── PROVIDED ENTRIES

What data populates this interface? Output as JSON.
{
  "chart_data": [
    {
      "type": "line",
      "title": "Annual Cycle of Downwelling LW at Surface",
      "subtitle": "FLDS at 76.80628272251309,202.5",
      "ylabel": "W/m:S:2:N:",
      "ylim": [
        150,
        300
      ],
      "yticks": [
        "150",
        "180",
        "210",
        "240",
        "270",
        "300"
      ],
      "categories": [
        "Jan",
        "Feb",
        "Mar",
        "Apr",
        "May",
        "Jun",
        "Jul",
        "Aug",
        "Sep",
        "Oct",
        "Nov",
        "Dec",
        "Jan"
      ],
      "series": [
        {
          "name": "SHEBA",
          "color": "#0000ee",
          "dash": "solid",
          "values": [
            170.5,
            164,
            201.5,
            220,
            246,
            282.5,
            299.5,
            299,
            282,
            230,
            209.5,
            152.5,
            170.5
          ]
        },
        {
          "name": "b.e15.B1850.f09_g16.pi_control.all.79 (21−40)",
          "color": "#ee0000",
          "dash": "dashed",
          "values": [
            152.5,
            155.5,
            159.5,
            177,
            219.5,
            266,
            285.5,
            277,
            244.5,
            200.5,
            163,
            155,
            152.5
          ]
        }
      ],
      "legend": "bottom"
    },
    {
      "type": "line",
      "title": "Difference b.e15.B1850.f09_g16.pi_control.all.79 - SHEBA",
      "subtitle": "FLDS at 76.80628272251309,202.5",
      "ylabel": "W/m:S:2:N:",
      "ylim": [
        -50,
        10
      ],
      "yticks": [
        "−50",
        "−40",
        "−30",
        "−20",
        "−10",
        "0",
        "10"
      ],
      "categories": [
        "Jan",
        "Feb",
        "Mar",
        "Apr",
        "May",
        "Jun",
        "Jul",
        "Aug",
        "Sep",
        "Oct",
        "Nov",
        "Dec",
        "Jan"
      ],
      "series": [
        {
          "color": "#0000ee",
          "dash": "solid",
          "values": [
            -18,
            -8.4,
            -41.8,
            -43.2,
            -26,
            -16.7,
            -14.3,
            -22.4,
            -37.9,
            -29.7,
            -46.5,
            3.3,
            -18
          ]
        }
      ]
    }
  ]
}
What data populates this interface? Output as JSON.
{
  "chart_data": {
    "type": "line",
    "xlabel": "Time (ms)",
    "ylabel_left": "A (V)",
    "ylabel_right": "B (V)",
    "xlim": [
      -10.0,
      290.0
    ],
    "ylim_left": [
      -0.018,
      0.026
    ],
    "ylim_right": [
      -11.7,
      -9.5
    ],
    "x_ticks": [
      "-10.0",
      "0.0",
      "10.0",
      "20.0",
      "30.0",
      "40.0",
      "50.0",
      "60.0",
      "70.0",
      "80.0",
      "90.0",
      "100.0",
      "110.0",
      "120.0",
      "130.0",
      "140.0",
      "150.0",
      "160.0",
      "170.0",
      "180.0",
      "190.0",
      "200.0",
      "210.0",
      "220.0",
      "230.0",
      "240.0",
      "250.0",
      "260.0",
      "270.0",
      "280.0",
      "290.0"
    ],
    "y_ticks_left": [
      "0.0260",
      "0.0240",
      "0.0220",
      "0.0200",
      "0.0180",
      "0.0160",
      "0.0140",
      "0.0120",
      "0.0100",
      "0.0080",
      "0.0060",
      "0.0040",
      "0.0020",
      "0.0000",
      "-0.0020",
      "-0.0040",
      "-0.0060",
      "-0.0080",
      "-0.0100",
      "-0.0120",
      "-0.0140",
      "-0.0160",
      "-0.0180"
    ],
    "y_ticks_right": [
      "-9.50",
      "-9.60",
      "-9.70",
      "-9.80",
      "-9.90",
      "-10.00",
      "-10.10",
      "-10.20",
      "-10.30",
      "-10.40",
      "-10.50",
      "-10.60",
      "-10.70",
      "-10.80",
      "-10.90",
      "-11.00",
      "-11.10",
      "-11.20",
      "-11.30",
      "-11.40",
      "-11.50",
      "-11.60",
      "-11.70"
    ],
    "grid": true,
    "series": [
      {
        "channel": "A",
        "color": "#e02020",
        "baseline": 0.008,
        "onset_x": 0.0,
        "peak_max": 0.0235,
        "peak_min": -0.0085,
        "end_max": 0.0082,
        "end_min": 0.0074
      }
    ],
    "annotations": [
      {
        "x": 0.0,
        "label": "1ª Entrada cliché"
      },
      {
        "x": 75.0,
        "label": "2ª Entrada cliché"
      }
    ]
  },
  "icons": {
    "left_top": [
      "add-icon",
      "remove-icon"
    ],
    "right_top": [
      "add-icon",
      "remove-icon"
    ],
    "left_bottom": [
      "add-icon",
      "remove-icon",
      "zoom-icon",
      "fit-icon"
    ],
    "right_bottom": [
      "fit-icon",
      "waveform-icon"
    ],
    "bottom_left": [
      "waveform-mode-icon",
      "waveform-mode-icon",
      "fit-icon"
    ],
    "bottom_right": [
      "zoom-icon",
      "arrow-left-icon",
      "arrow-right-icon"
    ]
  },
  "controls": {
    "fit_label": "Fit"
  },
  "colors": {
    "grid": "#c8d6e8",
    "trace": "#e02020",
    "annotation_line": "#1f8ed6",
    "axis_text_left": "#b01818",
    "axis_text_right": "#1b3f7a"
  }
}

────

> WHAT THE EXERCISE ASKS:
Each line of the listing above should be output exactly.

> SOLVED PROBLEM:
What data populates this interface? Output as JSON.
{
  "chart_data": [
    {
      "type": "line",
      "title": "Annual Cycle of Downwelling LW at Surface",
      "subtitle": "FLDS at 76.80628272251309,202.5",
      "ylabel": "W/m:S:2:N:",
      "ylim": [
        150,
        300
      ],
      "yticks": [
        "150",
        "180",
        "210",
        "240",
        "270",
        "300"
      ],
      "categories": [
        "Jan",
        "Feb",
        "Mar",
        "Apr",
        "May",
        "Jun",
        "Jul",
        "Aug",
        "Sep",
        "Oct",
        "Nov",
        "Dec",
        "Jan"
      ],
      "series": [
        {
          "name": "SHEBA",
          "color": "#0000ee",
          "dash": "solid",
          "values": [
            170.5,
            164,
            201.5,
            220,
            246,
            282.5,
            299.5,
            299,
            282,
            230,
            209.5,
            152.5,
            170.5
          ]
        },
        {
          "name": "b.e15.B1850.f09_g16.pi_control.all.79 (21−40)",
          "color": "#ee0000",
          "dash": "dashed",
          "values": [
            152.5,
            155.5,
            159.5,
            177,
            219.5,
            266,
            285.5,
            277,
            244.5,
            200.5,
            163,
            155,
            152.5
          ]
        }
      ],
      "legend": "bottom"
    },
    {
      "type": "line",
      "title": "Difference b.e15.B1850.f09_g16.pi_control.all.79 - SHEBA",
      "subtitle": "FLDS at 76.80628272251309,202.5",
      "ylabel": "W/m:S:2:N:",
      "ylim": [
        -50,
        10
      ],
      "yticks": [
        "−50",
        "−40",
        "−30",
        "−20",
        "−10",
        "0",
        "10"
      ],
      "categories": [
        "Jan",
        "Feb",
        "Mar",
        "Apr",
        "May",
        "Jun",
        "Jul",
        "Aug",
        "Sep",
        "Oct",
        "Nov",
        "Dec",
        "Jan"
      ],
      "series": [
        {
          "color": "#0000ee",
          "dash": "solid",
          "values": [
            -18,
            -8.4,
            -41.8,
            -43.2,
            -26,
            -16.7,
            -14.3,
            -22.4,
            -37.9,
            -29.7,
            -46.5,
            3.3,
            -18
          ]
        }
      ]
    }
  ]
}
What data populates this interface? Output as JSON.
{
  "chart_data": {
    "type": "line",
    "xlabel": "Time (ms)",
    "ylabel_left": "A (V)",
    "ylabel_right": "B (V)",
    "xlim": [
      -10.0,
      290.0
    ],
    "ylim_left": [
      -0.018,
      0.026
    ],
    "ylim_right": [
      -11.7,
      -9.5
    ],
    "x_ticks": [
      "-10.0",
      "0.0",
      "10.0",
      "20.0",
      "30.0",
      "40.0",
      "50.0",
      "60.0",
      "70.0",
      "80.0",
      "90.0",
      "100.0",
      "110.0",
      "120.0",
      "130.0",
      "140.0",
      "150.0",
      "160.0",
      "170.0",
      "180.0",
      "190.0",
      "200.0",
      "210.0",
      "220.0",
      "230.0",
      "240.0",
      "250.0",
      "260.0",
      "270.0",
      "280.0",
      "290.0"
    ],
    "y_ticks_left": [
      "0.0260",
      "0.0240",
      "0.0220",
      "0.0200",
      "0.0180",
      "0.0160",
      "0.0140",
      "0.0120",
      "0.0100",
      "0.0080",
      "0.0060",
      "0.0040",
      "0.0020",
      "0.0000",
      "-0.0020",
      "-0.0040",
      "-0.0060",
      "-0.0080",
      "-0.0100",
      "-0.0120",
      "-0.0140",
      "-0.0160",
      "-0.0180"
    ],
    "y_ticks_right": [
      "-9.50",
      "-9.60",
      "-9.70",
      "-9.80",
      "-9.90",
      "-10.00",
      "-10.10",
      "-10.20",
      "-10.30",
      "-10.40",
      "-10.50",
      "-10.60",
      "-10.70",
      "-10.80",
      "-10.90",
      "-11.00",
      "-11.10",
      "-11.20",
      "-11.30",
      "-11.40",
      "-11.50",
      "-11.60",
      "-11.70"
    ],
    "grid": true,
    "series": [
      {
        "channel": "A",
        "color": "#e02020",
        "baseline": 0.008,
        "onset_x": 0.0,
        "peak_max": 0.0235,
        "peak_min": -0.0085,
        "end_max": 0.0082,
        "end_min": 0.0074
      }
    ],
    "annotations": [
      {
        "x": 0.0,
        "label": "1ª Entrada cliché"
      },
      {
        "x": 75.0,
        "label": "2ª Entrada cliché"
      }
    ]
  },
  "icons": {
    "left_top": [
      "add-icon",
      "remove-icon"
    ],
    "right_top": [
      "add-icon",
      "remove-icon"
    ],
    "left_bottom": [
      "add-icon",
      "remove-icon",
      "zoom-icon",
      "fit-icon"
    ],
    "right_bottom": [
      "fit-icon",
      "waveform-icon"
    ],
    "bottom_left": [
      "waveform-mode-icon",
      "waveform-mode-icon",
      "fit-icon"
    ],
    "bottom_right": [
      "zoom-icon",
      "arrow-left-icon",
      "arrow-right-icon"
    ]
  },
  "controls": {
    "fit_label": "Fit"
  },
  "colors": {
    "grid": "#c8d6e8",
    "trace": "#e02020",
    "annotation_line": "#1f8ed6",
    "axis_text_left": "#b01818",
    "axis_text_right": "#1b3f7a"
  }
}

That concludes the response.